What is expected: Work through the data below and copy out every line where "xlabel" is found.

(Records for processing Opens)

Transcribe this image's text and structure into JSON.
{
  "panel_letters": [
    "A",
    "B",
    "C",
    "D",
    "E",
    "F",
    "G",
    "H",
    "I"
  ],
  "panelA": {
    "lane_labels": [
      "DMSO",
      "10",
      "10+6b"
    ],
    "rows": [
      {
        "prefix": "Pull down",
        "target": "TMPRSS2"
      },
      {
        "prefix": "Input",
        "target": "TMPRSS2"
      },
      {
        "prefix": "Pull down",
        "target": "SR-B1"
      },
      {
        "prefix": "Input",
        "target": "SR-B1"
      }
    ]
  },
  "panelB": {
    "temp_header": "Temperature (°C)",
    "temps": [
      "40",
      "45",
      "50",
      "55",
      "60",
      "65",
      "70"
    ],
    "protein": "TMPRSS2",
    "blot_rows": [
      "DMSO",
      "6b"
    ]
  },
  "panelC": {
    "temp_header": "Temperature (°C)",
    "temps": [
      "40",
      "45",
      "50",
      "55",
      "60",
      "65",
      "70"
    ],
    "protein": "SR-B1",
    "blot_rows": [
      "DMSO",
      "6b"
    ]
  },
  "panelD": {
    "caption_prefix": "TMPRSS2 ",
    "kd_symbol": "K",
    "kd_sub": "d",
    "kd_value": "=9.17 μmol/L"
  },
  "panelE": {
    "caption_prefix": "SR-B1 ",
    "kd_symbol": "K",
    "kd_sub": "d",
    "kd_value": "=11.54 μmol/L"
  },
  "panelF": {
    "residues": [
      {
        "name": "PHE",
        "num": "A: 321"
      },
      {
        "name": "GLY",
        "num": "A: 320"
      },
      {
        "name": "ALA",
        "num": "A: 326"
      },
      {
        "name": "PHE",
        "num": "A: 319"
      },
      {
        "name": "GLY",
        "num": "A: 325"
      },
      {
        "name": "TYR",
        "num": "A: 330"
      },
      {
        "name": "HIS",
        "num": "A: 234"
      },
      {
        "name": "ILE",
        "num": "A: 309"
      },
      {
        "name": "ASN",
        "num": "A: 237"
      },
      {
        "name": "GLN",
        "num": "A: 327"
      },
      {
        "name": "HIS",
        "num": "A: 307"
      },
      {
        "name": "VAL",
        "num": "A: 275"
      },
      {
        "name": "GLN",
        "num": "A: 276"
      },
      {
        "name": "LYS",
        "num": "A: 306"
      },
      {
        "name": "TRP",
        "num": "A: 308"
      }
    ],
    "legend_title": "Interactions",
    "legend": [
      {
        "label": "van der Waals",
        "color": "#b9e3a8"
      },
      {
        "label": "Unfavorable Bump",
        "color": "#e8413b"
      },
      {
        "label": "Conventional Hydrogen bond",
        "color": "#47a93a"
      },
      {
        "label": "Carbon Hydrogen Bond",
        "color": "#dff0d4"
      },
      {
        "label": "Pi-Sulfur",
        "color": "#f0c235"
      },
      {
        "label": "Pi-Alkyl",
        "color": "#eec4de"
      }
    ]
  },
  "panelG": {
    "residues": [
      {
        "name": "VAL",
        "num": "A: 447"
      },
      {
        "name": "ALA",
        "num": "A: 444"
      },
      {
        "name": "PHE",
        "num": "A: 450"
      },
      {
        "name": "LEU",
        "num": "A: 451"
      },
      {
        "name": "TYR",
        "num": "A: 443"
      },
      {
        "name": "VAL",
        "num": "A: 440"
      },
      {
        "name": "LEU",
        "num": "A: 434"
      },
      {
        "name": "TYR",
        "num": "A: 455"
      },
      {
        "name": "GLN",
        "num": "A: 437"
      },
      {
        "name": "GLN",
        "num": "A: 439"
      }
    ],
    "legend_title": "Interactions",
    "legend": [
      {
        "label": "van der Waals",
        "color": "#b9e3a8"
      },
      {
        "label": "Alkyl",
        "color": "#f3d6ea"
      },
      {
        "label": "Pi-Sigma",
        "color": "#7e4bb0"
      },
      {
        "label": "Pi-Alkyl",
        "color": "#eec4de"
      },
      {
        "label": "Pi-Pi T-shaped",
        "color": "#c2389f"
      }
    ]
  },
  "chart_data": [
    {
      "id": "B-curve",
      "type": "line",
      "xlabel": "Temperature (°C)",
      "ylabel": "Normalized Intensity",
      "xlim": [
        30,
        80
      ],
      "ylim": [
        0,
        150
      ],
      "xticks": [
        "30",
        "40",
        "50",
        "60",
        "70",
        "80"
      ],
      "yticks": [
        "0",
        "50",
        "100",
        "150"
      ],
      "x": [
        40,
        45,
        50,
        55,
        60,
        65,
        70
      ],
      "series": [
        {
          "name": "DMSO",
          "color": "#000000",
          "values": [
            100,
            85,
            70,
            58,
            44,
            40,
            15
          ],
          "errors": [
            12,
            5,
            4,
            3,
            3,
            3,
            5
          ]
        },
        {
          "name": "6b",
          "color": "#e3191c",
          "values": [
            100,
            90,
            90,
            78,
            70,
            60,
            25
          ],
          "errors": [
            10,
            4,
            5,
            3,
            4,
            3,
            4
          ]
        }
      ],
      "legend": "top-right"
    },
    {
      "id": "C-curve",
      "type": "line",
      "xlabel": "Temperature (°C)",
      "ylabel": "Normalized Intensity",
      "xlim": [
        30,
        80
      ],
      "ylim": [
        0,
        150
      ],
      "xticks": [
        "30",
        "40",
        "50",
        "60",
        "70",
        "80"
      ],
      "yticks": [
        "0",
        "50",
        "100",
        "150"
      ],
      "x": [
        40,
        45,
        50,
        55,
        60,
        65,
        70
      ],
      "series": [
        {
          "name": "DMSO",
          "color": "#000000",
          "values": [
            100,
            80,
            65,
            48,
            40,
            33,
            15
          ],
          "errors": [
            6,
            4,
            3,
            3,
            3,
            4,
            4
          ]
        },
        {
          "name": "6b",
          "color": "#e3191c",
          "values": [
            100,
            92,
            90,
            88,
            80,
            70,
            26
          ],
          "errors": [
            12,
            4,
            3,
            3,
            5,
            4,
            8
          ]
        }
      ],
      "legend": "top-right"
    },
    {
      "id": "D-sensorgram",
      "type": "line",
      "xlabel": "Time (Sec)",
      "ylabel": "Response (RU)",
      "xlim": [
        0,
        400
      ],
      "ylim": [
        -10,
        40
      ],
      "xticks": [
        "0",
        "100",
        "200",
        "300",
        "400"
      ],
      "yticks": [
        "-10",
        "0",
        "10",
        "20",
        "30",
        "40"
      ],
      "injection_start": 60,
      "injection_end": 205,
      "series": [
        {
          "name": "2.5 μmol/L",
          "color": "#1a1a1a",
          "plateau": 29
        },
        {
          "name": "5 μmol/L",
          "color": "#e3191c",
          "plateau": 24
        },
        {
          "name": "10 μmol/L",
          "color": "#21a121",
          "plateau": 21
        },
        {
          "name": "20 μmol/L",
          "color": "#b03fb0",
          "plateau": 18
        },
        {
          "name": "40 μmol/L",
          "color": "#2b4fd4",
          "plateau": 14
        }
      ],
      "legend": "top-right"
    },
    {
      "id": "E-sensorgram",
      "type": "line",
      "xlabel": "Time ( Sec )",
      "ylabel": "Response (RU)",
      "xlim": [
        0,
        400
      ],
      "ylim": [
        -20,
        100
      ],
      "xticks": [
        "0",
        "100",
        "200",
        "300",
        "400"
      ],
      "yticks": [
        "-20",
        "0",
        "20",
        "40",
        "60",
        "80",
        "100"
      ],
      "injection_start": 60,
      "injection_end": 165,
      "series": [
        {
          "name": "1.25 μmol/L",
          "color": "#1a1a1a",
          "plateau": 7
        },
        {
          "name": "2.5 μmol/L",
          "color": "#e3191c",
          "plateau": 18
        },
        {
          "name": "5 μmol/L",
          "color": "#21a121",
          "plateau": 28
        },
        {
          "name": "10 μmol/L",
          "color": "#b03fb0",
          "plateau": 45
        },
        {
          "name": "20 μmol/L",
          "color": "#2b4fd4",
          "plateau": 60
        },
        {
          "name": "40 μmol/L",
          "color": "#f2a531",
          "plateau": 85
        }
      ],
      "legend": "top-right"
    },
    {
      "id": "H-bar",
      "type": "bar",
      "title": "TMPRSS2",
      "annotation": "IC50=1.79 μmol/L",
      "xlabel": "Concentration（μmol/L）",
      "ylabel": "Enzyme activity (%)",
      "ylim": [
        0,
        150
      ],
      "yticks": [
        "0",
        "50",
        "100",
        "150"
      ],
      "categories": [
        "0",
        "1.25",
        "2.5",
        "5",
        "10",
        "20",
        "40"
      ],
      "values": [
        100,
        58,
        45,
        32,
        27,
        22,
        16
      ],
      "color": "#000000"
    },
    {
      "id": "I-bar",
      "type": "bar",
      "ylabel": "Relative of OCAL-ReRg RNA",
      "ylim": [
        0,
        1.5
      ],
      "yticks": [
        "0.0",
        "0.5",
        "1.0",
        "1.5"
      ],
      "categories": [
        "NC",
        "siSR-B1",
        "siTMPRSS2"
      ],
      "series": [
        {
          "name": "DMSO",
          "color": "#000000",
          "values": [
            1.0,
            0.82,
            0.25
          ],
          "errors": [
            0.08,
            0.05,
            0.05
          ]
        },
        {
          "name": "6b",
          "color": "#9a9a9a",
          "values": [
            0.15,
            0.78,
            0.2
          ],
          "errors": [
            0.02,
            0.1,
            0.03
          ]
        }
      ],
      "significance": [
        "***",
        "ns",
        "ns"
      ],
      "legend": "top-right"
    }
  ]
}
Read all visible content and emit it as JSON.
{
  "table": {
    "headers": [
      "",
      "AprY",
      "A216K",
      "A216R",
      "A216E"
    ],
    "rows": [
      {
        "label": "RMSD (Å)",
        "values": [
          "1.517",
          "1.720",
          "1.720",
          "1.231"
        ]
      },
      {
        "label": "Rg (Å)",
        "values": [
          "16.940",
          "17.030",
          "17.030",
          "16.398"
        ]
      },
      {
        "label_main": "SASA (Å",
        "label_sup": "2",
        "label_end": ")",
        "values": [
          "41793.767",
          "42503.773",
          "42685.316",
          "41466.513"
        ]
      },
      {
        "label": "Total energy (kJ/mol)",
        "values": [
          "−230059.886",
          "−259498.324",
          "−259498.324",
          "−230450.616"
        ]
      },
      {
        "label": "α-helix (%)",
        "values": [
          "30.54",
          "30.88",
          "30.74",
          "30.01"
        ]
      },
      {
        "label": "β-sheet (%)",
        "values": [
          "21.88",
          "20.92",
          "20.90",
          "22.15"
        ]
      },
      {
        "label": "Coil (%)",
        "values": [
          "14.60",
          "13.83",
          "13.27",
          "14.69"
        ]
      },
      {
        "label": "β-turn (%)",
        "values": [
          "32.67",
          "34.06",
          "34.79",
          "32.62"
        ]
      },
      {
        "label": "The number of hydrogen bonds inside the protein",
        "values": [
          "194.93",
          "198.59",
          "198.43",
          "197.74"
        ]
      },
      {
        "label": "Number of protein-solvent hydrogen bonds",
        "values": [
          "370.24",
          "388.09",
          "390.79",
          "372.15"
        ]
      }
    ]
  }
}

(Records for processing Closes)

Exercise output:
      "xlabel": "Temperature (°C)",
      "xlabel": "Temperature (°C)",
      "xlabel": "Time (Sec)",
      "xlabel": "Time ( Sec )",
      "xlabel": "Concentration（μmol/L）",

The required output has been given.